Entries supplied =>

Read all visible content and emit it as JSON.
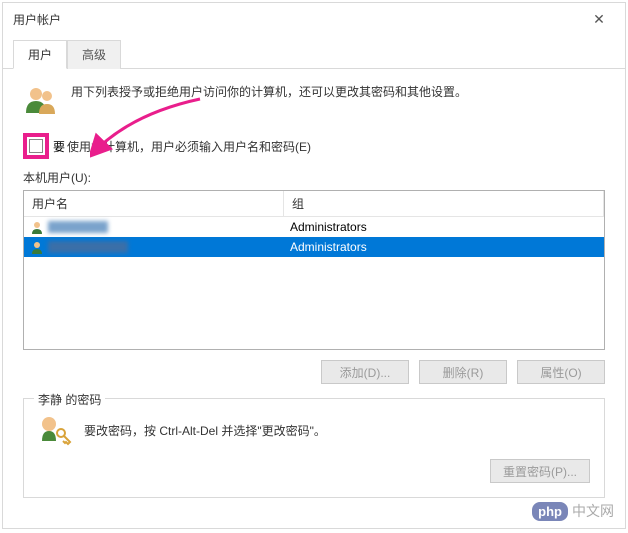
{
  "window": {
    "title": "用户帐户",
    "close_glyph": "✕"
  },
  "tabs": {
    "user": "用户",
    "advanced": "高级"
  },
  "intro": "用下列表授予或拒绝用户访问你的计算机，还可以更改其密码和其他设置。",
  "checkbox_label_partial": "使用本计算机，用户必须输入用户名和密码(E)",
  "checkbox_hidden_prefix": "要",
  "list_label": "本机用户(U):",
  "columns": {
    "username": "用户名",
    "group": "组"
  },
  "rows": [
    {
      "group": "Administrators",
      "selected": false
    },
    {
      "group": "Administrators",
      "selected": true
    }
  ],
  "buttons": {
    "add": "添加(D)...",
    "remove": "删除(R)",
    "properties": "属性(O)",
    "reset_password": "重置密码(P)..."
  },
  "password_group": {
    "title": "李静 的密码",
    "text": "要改密码，按 Ctrl-Alt-Del 并选择\"更改密码\"。"
  },
  "watermark": {
    "php": "php",
    "cn": "中文网"
  },
  "colors": {
    "highlight": "#e91e8c",
    "selection": "#0078d7"
  }
}
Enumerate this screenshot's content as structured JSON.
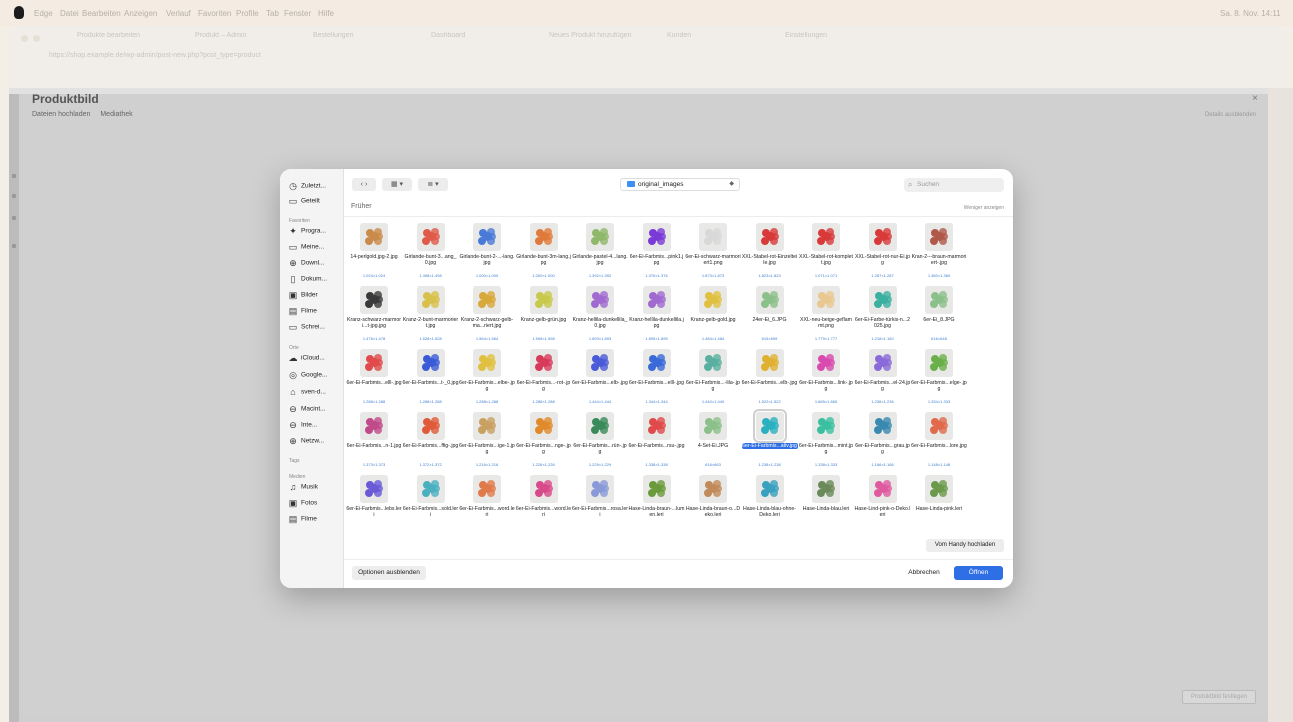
{
  "menubar": {
    "app_name": "Edge",
    "items": [
      "Datei",
      "Bearbeiten",
      "Anzeigen",
      "Verlauf",
      "Favoriten",
      "Profile",
      "Tab",
      "Fenster",
      "Hilfe"
    ],
    "clock": "Sa. 8. Nov. 14:11"
  },
  "browser": {
    "tabs": [
      "Produkte bearbeiten",
      "Produkt – Admin",
      "Bestellungen",
      "Dashboard",
      "Neues Produkt hinzufügen",
      "Kunden",
      "Einstellungen"
    ],
    "url": "https://shop.example.de/wp-admin/post-new.php?post_type=product"
  },
  "modal": {
    "title": "Produktbild",
    "tab_upload": "Dateien hochladen",
    "tab_library": "Mediathek",
    "details_link": "Details ausblenden",
    "set_button": "Produktbild festlegen"
  },
  "dialog": {
    "folder": "original_images",
    "search_placeholder": "Suchen",
    "section": "Früher",
    "show_less": "Weniger anzeigen",
    "handy_button": "Vom Handy hochladen",
    "options_button": "Optionen ausblenden",
    "cancel_button": "Abbrechen",
    "open_button": "Öffnen",
    "sidebar": {
      "recent": "Zuletzt...",
      "shared": "Geteilt",
      "favorites_heading": "Favoriten",
      "favorites": [
        "Progra...",
        "Meine...",
        "Downl...",
        "Dokum...",
        "Bilder",
        "Filme",
        "Schrei..."
      ],
      "locations_heading": "Orte",
      "locations": [
        "iCloud...",
        "Google...",
        "sven-d...",
        "Macint...",
        "Inte...",
        "Netzw..."
      ],
      "tags_heading": "Tags",
      "media_heading": "Medien",
      "media": [
        "Musik",
        "Fotos",
        "Filme"
      ]
    }
  },
  "files": [
    {
      "name": "14-perlgold.jpg-2.jpg",
      "dims": "1.024×1.024",
      "color": "#c98a4a"
    },
    {
      "name": "Girlande-bunt-3...ang_0.jpg",
      "dims": "1.498×1.498",
      "color": "#e05a4a"
    },
    {
      "name": "Girlande-bunt-2-...-lang.jpg",
      "dims": "1.000×1.000",
      "color": "#4a7ad8"
    },
    {
      "name": "Girlande-bunt-3m-lang.jpg",
      "dims": "1.000×1.000",
      "color": "#e07a3a"
    },
    {
      "name": "Girlande-pastel-4...lang.jpg",
      "dims": "1.392×1.392",
      "color": "#8fb86a"
    },
    {
      "name": "6er-Ei-Farbmis...pink1.jpg",
      "dims": "1.376×1.376",
      "color": "#7a3ad8"
    },
    {
      "name": "6er-Ei-schwarz-marmoriert1.png",
      "dims": "1.873×1.873",
      "color": "#d8d8d8"
    },
    {
      "name": "XXL-Stabel-rot-Einzelteile.jpg",
      "dims": "1.823×1.823",
      "color": "#d83a3a"
    },
    {
      "name": "XXL-Stabel-rot-komplett.jpg",
      "dims": "1.071×1.071",
      "color": "#d83a3a"
    },
    {
      "name": "XXL-Stabel-rot-nur-Ei.jpg",
      "dims": "1.287×1.287",
      "color": "#d83a3a"
    },
    {
      "name": "Kran-2---braun-marmoriert-.jpg",
      "dims": "1.360×1.360",
      "color": "#b0584a"
    },
    {
      "name": "Kranz-schwarz-marmori...t-jpg.jpg",
      "dims": "1.478×1.478",
      "color": "#3a3a3a"
    },
    {
      "name": "Kranz-2-bunt-marmoriert.jpg",
      "dims": "1.528×1.528",
      "color": "#d8c04a"
    },
    {
      "name": "Kranz-2-schwarz-gelb-ma...riert.jpg",
      "dims": "1.564×1.564",
      "color": "#d8a83a"
    },
    {
      "name": "Kranz-gelb-grün.jpg",
      "dims": "1.598×1.598",
      "color": "#c8c84a"
    },
    {
      "name": "Kranz-hellila-dunkellila_0.jpg",
      "dims": "1.893×1.893",
      "color": "#a06ad0"
    },
    {
      "name": "Kranz-hellila-dunkellila.jpg",
      "dims": "1.895×1.895",
      "color": "#a06ad0"
    },
    {
      "name": "Kranz-gelb-gold.jpg",
      "dims": "1.484×1.484",
      "color": "#e0c040"
    },
    {
      "name": "24er-Ei_6.JPG",
      "dims": "615×659",
      "color": "#8cc08a"
    },
    {
      "name": "XXL-neu-beige-geflammt.png",
      "dims": "1.779×1.777",
      "color": "#e8c890"
    },
    {
      "name": "6er-Ei-Farbe-türkis-n...2025.jpg",
      "dims": "1.218×1.182",
      "color": "#3ab0a0"
    },
    {
      "name": "6er-Ei_8.JPG",
      "dims": "616×648",
      "color": "#8cc08a"
    },
    {
      "name": "6er-Ei-Farbmis...elll-.jpg",
      "dims": "1.288×1.288",
      "color": "#e04a4a"
    },
    {
      "name": "6er-Ei-Farbmis...t-_0.jpg",
      "dims": "1.288×1.288",
      "color": "#3a5ad8"
    },
    {
      "name": "6er-Ei-Farbmis...elbe-.jpg",
      "dims": "1.288×1.288",
      "color": "#e0c040"
    },
    {
      "name": "6er-Ei-Farbmis...-rot-.jpg",
      "dims": "1.288×1.288",
      "color": "#d83a5a"
    },
    {
      "name": "6er-Ei-Farbmis...elb-.jpg",
      "dims": "1.444×1.444",
      "color": "#4a5ad8"
    },
    {
      "name": "6er-Ei-Farbmis...elll-.jpg",
      "dims": "1.344×1.344",
      "color": "#3a6ad8"
    },
    {
      "name": "6er-Ei-Farbmis...-lila-.jpg",
      "dims": "1.440×1.440",
      "color": "#5ab0a0"
    },
    {
      "name": "6er-Ei-Farbmis...elb-.jpg",
      "dims": "1.522×1.522",
      "color": "#e0b030"
    },
    {
      "name": "6er-Ei-Farbmis...link-.jpg",
      "dims": "1.665×1.665",
      "color": "#d84ab0"
    },
    {
      "name": "6er-Ei-Farbmis...el-24.jpg",
      "dims": "1.236×1.236",
      "color": "#8a6ad8"
    },
    {
      "name": "6er-Ei-Farbmis...elge-.jpg",
      "dims": "1.334×1.333",
      "color": "#6ab04a"
    },
    {
      "name": "6er-Ei-Farbmis...n-1.jpg",
      "dims": "1.373×1.373",
      "color": "#c04a8a"
    },
    {
      "name": "6er-Ei-Farbmis...ffig-.jpg",
      "dims": "1.372×1.372",
      "color": "#e05a3a"
    },
    {
      "name": "6er-Ei-Farbmis...ige-1.jpg",
      "dims": "1.216×1.216",
      "color": "#c8a060"
    },
    {
      "name": "6er-Ei-Farbmis...nge-.jpg",
      "dims": "1.226×1.226",
      "color": "#e08a2a"
    },
    {
      "name": "6er-Ei-Farbmis...rün-.jpg",
      "dims": "1.229×1.229",
      "color": "#3a8a5a"
    },
    {
      "name": "6er-Ei-Farbmis...rsu-.jpg",
      "dims": "1.338×1.338",
      "color": "#e04a4a"
    },
    {
      "name": "4-Set-Ei.JPG",
      "dims": "616×663",
      "color": "#8cc08a"
    },
    {
      "name": "6er-Ei-Farbmis...ativ.jpg",
      "dims": "1.238×1.238",
      "color": "#2ab0c0",
      "selected": true
    },
    {
      "name": "6er-Ei-Farbmis...mint.jpg",
      "dims": "1.338×1.333",
      "color": "#3ac0a0"
    },
    {
      "name": "6er-Ei-Farbmis...grau.jpg",
      "dims": "1.166×1.166",
      "color": "#3a8ab0"
    },
    {
      "name": "6er-Ei-Farbmis...lore.jpg",
      "dims": "1.148×1.148",
      "color": "#e06a4a"
    },
    {
      "name": "6er-Ei-Farbmis...lebs.leri",
      "dims": "",
      "color": "#6a5ad8"
    },
    {
      "name": "6er-Ei-Farbmis...sold.leri",
      "dims": "",
      "color": "#4ab0c0"
    },
    {
      "name": "6er-Ei-Farbmis...word.leri",
      "dims": "",
      "color": "#e07a4a"
    },
    {
      "name": "6er-Ei-Farbmis...word.leri",
      "dims": "",
      "color": "#d84a8a"
    },
    {
      "name": "6er-Ei-Farbmis...rosa.leri",
      "dims": "",
      "color": "#8a9ad8"
    },
    {
      "name": "Hase-Linda-braun-...lumen.leri",
      "dims": "",
      "color": "#6a9a3a"
    },
    {
      "name": "Hase-Linda-braun-o...Deko.leri",
      "dims": "",
      "color": "#c08a5a"
    },
    {
      "name": "Hase-Linda-blau-ohne-Deko.leri",
      "dims": "",
      "color": "#3aa0c0"
    },
    {
      "name": "Hase-Linda-blau.leri",
      "dims": "",
      "color": "#6a8a5a"
    },
    {
      "name": "Hase-Lind-pink-o-Deko.leri",
      "dims": "",
      "color": "#e05aa0"
    },
    {
      "name": "Hase-Linda-pink.leri",
      "dims": "",
      "color": "#6a9a4a"
    }
  ]
}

Your instructions => Choose all lines containing the string "braun" and copy them out.

Result for this exercise =>
      "name": "Kran-2---braun-marmoriert-.jpg",
      "name": "Hase-Linda-braun-...lumen.leri",
      "name": "Hase-Linda-braun-o...Deko.leri",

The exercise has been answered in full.